Records:
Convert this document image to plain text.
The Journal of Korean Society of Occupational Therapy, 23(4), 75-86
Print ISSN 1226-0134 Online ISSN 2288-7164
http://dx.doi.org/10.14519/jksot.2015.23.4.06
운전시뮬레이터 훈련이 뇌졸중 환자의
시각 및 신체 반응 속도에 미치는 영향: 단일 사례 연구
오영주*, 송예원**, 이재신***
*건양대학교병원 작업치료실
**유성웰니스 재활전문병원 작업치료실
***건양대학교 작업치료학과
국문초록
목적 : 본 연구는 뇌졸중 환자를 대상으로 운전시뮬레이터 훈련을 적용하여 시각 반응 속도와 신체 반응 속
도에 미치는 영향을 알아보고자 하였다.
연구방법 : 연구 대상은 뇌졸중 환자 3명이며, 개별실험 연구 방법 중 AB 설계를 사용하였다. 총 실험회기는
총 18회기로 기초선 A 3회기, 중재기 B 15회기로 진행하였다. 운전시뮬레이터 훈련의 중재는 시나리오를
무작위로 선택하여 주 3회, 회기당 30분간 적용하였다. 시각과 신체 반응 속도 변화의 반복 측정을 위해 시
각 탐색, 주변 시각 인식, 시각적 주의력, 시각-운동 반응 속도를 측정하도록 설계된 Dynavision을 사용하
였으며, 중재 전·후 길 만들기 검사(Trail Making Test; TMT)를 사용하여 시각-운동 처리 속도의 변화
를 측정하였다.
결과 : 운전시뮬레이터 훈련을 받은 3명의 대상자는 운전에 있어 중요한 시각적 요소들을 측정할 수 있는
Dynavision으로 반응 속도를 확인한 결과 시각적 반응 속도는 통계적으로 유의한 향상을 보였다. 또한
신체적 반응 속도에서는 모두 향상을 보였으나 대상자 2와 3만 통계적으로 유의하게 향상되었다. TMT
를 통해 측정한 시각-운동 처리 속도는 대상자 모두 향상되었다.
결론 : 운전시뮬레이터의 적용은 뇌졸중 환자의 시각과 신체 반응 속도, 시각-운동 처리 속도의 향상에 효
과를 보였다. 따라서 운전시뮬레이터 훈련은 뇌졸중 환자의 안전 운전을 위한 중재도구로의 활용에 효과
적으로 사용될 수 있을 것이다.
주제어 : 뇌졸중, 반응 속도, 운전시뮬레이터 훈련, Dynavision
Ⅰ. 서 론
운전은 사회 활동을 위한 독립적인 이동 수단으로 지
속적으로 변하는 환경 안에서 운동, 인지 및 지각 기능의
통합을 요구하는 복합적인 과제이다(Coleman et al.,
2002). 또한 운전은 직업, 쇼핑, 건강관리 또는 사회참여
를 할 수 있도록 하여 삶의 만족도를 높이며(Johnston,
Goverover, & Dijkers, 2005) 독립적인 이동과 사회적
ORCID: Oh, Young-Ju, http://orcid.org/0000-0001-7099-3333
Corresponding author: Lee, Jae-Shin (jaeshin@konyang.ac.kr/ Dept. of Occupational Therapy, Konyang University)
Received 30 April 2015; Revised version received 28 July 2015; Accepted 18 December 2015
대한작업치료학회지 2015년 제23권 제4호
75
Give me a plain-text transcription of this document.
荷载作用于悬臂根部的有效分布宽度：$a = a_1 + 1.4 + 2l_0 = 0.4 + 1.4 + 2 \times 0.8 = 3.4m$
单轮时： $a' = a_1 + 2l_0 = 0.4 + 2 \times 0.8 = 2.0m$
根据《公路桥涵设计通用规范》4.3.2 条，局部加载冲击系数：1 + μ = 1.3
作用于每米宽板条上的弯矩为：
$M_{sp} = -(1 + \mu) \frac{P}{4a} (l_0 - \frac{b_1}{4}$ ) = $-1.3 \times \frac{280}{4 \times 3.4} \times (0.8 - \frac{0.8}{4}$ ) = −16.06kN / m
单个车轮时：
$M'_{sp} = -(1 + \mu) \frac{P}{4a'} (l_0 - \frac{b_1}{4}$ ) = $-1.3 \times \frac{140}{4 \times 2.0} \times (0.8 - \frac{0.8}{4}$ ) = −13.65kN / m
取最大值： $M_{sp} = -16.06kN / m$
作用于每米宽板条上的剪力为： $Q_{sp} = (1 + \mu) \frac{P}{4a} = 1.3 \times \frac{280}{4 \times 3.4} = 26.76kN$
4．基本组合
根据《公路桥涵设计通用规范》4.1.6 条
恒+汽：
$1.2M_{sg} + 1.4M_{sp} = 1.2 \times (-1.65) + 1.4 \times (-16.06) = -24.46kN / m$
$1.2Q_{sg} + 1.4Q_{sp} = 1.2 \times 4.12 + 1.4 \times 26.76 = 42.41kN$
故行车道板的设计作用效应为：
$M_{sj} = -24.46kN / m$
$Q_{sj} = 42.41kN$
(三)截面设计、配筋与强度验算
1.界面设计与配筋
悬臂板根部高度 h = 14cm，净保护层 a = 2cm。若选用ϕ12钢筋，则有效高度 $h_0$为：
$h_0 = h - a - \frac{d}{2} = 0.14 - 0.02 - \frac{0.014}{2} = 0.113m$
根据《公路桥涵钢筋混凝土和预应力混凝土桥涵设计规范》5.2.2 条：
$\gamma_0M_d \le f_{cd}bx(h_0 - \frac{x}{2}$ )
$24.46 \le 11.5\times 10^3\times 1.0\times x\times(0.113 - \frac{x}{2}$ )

**INSTRUCTIONS TO FOLLOW:** Write out the entries above word for word.

**OUTPUT OF THE TASK:**
Convert this document image to plain text.
The Journal of Korean Society of Occupational Therapy, 23(4), 75-86
Print ISSN 1226-0134 Online ISSN 2288-7164
http://dx.doi.org/10.14519/jksot.2015.23.4.06
운전시뮬레이터 훈련이 뇌졸중 환자의
시각 및 신체 반응 속도에 미치는 영향: 단일 사례 연구
오영주*, 송예원**, 이재신***
*건양대학교병원 작업치료실
**유성웰니스 재활전문병원 작업치료실
***건양대학교 작업치료학과
국문초록
목적 : 본 연구는 뇌졸중 환자를 대상으로 운전시뮬레이터 훈련을 적용하여 시각 반응 속도와 신체 반응 속
도에 미치는 영향을 알아보고자 하였다.
연구방법 : 연구 대상은 뇌졸중 환자 3명이며, 개별실험 연구 방법 중 AB 설계를 사용하였다. 총 실험회기는
총 18회기로 기초선 A 3회기, 중재기 B 15회기로 진행하였다. 운전시뮬레이터 훈련의 중재는 시나리오를
무작위로 선택하여 주 3회, 회기당 30분간 적용하였다. 시각과 신체 반응 속도 변화의 반복 측정을 위해 시
각 탐색, 주변 시각 인식, 시각적 주의력, 시각-운동 반응 속도를 측정하도록 설계된 Dynavision을 사용하
였으며, 중재 전·후 길 만들기 검사(Trail Making Test; TMT)를 사용하여 시각-운동 처리 속도의 변화
를 측정하였다.
결과 : 운전시뮬레이터 훈련을 받은 3명의 대상자는 운전에 있어 중요한 시각적 요소들을 측정할 수 있는
Dynavision으로 반응 속도를 확인한 결과 시각적 반응 속도는 통계적으로 유의한 향상을 보였다. 또한
신체적 반응 속도에서는 모두 향상을 보였으나 대상자 2와 3만 통계적으로 유의하게 향상되었다. TMT
를 통해 측정한 시각-운동 처리 속도는 대상자 모두 향상되었다.
결론 : 운전시뮬레이터의 적용은 뇌졸중 환자의 시각과 신체 반응 속도, 시각-운동 처리 속도의 향상에 효
과를 보였다. 따라서 운전시뮬레이터 훈련은 뇌졸중 환자의 안전 운전을 위한 중재도구로의 활용에 효과
적으로 사용될 수 있을 것이다.
주제어 : 뇌졸중, 반응 속도, 운전시뮬레이터 훈련, Dynavision
Ⅰ. 서 론
운전은 사회 활동을 위한 독립적인 이동 수단으로 지
속적으로 변하는 환경 안에서 운동, 인지 및 지각 기능의
통합을 요구하는 복합적인 과제이다(Coleman et al.,
2002). 또한 운전은 직업, 쇼핑, 건강관리 또는 사회참여
를 할 수 있도록 하여 삶의 만족도를 높이며(Johnston,
Goverover, & Dijkers, 2005) 독립적인 이동과 사회적
ORCID: Oh, Young-Ju, http://orcid.org/0000-0001-7099-3333
Corresponding author: Lee, Jae-Shin (jaeshin@konyang.ac.kr/ Dept. of Occupational Therapy, Konyang University)
Received 30 April 2015; Revised version received 28 July 2015; Accepted 18 December 2015
대한작업치료학회지 2015년 제23권 제4호
75
Give me a plain-text transcription of this document.
荷载作用于悬臂根部的有效分布宽度：$a = a_1 + 1.4 + 2l_0 = 0.4 + 1.4 + 2 \times 0.8 = 3.4m$
单轮时： $a' = a_1 + 2l_0 = 0.4 + 2 \times 0.8 = 2.0m$
根据《公路桥涵设计通用规范》4.3.2 条，局部加载冲击系数：1 + μ = 1.3
作用于每米宽板条上的弯矩为：
$M_{sp} = -(1 + \mu) \frac{P}{4a} (l_0 - \frac{b_1}{4}$ ) = $-1.3 \times \frac{280}{4 \times 3.4} \times (0.8 - \frac{0.8}{4}$ ) = −16.06kN / m
单个车轮时：
$M'_{sp} = -(1 + \mu) \frac{P}{4a'} (l_0 - \frac{b_1}{4}$ ) = $-1.3 \times \frac{140}{4 \times 2.0} \times (0.8 - \frac{0.8}{4}$ ) = −13.65kN / m
取最大值： $M_{sp} = -16.06kN / m$
作用于每米宽板条上的剪力为： $Q_{sp} = (1 + \mu) \frac{P}{4a} = 1.3 \times \frac{280}{4 \times 3.4} = 26.76kN$
4．基本组合
根据《公路桥涵设计通用规范》4.1.6 条
恒+汽：
$1.2M_{sg} + 1.4M_{sp} = 1.2 \times (-1.65) + 1.4 \times (-16.06) = -24.46kN / m$
$1.2Q_{sg} + 1.4Q_{sp} = 1.2 \times 4.12 + 1.4 \times 26.76 = 42.41kN$
故行车道板的设计作用效应为：
$M_{sj} = -24.46kN / m$
$Q_{sj} = 42.41kN$
(三)截面设计、配筋与强度验算
1.界面设计与配筋
悬臂板根部高度 h = 14cm，净保护层 a = 2cm。若选用ϕ12钢筋，则有效高度 $h_0$为：
$h_0 = h - a - \frac{d}{2} = 0.14 - 0.02 - \frac{0.014}{2} = 0.113m$
根据《公路桥涵钢筋混凝土和预应力混凝土桥涵设计规范》5.2.2 条：
$\gamma_0M_d \le f_{cd}bx(h_0 - \frac{x}{2}$ )
$24.46 \le 11.5\times 10^3\times 1.0\times x\times(0.113 - \frac{x}{2}$ )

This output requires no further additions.